## TAREA
Prosigue el texto sobre los recuerdos del padre a partir de su última oración.

Hoy sé que voy a llorar al escribir esto. Ya estoy notando un nudo de congoja en el tórax. Pero hay que hacerlo.

14 de abril. Pocos pestañearán siquiera ante la fecha. Alguno dirá: “Sí, es el día que se instauró la II República en España”. Y poco más. Para mí el 14 de abril es una fecha para recordar. Este año, hará veintisiete que murió mi padre.

Fíjense en que he dicho una fecha para recordar, no una fecha triste. Hace mucho tiempo que decidí borrar de mi memoria los últimos horribles seis meses de la vida de mi padre para centrarme sólo en los recuerdos buenos. Yo tenía 17 años, él, 65. Nunca pudo disfrutar de su ansiada jubilación, tres paquetes de tabaco al día y una mierda de enfermedad se lo impidieron.

Mi padre me enseñó muchas cosas, entre ellas, a tocar la guitarra. Aún recuerdo aquellas interminables tardes ensayando horrorosas canciones de tuna. Yo hacía el acompañamiento, y he acabado tocando mejor que él. Creo que eso me inclinó hacia el rock and roll definitivamente. Otras, simplemente, las heredé, como su peculiar sentido del humor, la necesidad de comerme la vida a bocados y a disfrutarla hasta el límite y ciertas inclinaciones artísticas. Él escribía un poco, sentencias y pensamientos sueltos en sus recetas médicas. Las guardo como oro en paño en una caja y jamás se las enseñaré a nadie. Pero en lo que era realmente un fiera era en el modelado de esculturas y en hacer maquetas de barcos. Tenía hábiles manos de cirujano que yo, por desgracia, no he heredado. Era capaz de tirarse cinco horas seguidas trebejando en sus bustos o en su barcos y apuntaba cuántas horas le había llevado cada obra. Porque mi padre era metódico y ordenado, cosa que tampoco he heredado. Me enseñó también a divertirme haciendo crucigramas y dameros, a amar el campo y a respetar la naturaleza, a apreciar los paseos interminables de las tardes de verano y las tertulias al aire libre en las cálidas noches del mes de Julio, a las reuniones en invierno frente a la chimenea asando castañas, a cazar grillos para después devolverles la libertad, a cien mil pequeñas cosas que conforman la tela de araña de los recuerdos de la infancia. Y todas ellas son aficiones que mantengo a día de hoy.

## FRAGMENTOS DE REGISTROS

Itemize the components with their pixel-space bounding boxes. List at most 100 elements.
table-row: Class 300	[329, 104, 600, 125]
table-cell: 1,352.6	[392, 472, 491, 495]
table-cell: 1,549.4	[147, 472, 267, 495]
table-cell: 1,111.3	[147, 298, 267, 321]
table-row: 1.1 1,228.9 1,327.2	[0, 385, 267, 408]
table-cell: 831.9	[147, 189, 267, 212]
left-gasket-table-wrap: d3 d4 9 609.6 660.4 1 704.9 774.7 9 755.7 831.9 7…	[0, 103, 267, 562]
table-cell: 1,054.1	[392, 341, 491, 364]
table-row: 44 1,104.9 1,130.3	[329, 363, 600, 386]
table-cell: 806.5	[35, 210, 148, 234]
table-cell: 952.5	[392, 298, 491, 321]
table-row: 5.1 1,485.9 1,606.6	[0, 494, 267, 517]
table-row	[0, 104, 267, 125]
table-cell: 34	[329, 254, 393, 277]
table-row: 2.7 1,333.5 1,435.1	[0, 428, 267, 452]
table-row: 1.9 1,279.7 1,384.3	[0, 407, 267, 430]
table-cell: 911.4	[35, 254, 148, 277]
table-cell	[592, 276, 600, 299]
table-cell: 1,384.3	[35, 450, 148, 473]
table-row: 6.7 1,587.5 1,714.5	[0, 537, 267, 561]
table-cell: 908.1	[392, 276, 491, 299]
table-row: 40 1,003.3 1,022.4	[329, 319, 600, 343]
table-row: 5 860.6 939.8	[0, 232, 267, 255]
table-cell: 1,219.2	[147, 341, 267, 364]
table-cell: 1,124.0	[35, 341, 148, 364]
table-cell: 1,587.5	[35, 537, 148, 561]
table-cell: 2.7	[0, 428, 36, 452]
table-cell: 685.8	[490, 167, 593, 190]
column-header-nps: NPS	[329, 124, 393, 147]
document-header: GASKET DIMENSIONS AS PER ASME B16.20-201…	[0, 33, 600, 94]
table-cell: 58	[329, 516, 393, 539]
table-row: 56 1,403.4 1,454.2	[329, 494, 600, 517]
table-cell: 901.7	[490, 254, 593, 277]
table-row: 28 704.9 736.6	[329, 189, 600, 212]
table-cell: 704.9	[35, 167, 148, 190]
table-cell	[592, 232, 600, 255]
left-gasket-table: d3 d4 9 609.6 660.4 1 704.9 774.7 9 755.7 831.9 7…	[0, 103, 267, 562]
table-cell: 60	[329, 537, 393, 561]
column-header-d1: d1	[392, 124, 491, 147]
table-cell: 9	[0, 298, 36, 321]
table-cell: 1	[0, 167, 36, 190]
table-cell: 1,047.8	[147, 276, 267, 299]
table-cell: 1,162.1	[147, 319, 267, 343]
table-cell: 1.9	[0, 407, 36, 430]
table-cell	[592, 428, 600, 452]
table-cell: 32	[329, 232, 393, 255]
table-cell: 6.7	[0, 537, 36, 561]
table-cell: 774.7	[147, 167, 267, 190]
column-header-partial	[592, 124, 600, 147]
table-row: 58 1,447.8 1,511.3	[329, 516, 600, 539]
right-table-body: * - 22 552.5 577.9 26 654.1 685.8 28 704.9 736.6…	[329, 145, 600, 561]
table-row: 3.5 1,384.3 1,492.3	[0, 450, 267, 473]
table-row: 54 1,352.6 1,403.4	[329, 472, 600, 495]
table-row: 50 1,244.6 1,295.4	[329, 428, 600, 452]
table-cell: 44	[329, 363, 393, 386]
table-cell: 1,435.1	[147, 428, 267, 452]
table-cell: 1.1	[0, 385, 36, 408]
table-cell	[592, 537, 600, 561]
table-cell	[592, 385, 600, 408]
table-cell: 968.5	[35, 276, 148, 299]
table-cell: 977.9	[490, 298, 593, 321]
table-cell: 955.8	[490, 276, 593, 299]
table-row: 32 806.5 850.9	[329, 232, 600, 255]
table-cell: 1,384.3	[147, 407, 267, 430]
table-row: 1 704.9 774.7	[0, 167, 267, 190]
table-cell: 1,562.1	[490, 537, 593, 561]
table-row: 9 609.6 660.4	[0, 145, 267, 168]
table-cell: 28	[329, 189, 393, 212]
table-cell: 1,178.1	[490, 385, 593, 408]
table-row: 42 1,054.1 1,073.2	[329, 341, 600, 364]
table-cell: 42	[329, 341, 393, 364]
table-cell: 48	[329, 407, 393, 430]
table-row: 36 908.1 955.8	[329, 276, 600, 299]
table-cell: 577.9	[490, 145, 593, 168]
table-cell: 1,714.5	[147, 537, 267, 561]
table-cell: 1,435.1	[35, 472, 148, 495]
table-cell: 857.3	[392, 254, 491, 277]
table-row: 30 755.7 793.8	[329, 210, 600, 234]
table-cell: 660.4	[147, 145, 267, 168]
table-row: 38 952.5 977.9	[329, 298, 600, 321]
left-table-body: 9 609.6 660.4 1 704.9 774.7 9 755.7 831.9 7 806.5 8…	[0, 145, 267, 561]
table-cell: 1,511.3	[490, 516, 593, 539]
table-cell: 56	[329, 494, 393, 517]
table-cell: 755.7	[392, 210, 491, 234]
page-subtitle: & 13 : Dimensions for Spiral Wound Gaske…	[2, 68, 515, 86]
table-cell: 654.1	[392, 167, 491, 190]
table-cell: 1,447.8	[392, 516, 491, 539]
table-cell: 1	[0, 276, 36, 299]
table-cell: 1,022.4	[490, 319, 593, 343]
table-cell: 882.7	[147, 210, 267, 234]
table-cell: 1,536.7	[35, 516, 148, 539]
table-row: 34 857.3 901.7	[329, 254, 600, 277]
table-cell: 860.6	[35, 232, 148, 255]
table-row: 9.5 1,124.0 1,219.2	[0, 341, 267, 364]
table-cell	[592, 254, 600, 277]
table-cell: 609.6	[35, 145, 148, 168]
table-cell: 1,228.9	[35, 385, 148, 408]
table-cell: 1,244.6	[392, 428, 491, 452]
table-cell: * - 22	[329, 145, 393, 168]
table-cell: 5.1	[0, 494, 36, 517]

## RESPUESTA
A veces me pregunto si estaría orgulloso de mí hoy en día. Puesto que me dejó a medio hacer, si no puede verme no sabrá en qué se ha convertido la adolescente rebelde y desafiante con la que discutía a todas horas. Por mi parte, sólo puedo decir que lo eché terriblemente de menos el día que acabé la carrera, el día que me convertí en funcionaria, el día que me casé y el día que nació mi hijo. Supongo que sí he conseguido colmar todas sus expectativas sobre mí en la vida: tengo un trabajo, tengo una familia y soy todo lo feliz que puedo ser.

 Y esto es todo, sólo quería dejar un recuerdo por escrito, un homenaje. Me sigo acordando de él todos los días, de lo bueno, de los buenos ratos, de las risas que nos hacíamos. A veces, me acuerdo hasta el dolor.

Por cierto, papá, si puedes leer esto, ya te vale con tu maldito humor negro: sólo a un monárquico convencido como tú se le podía ocurrir ir a morirse el día de la República. Te quiero.

Ana Vázquez Villareal.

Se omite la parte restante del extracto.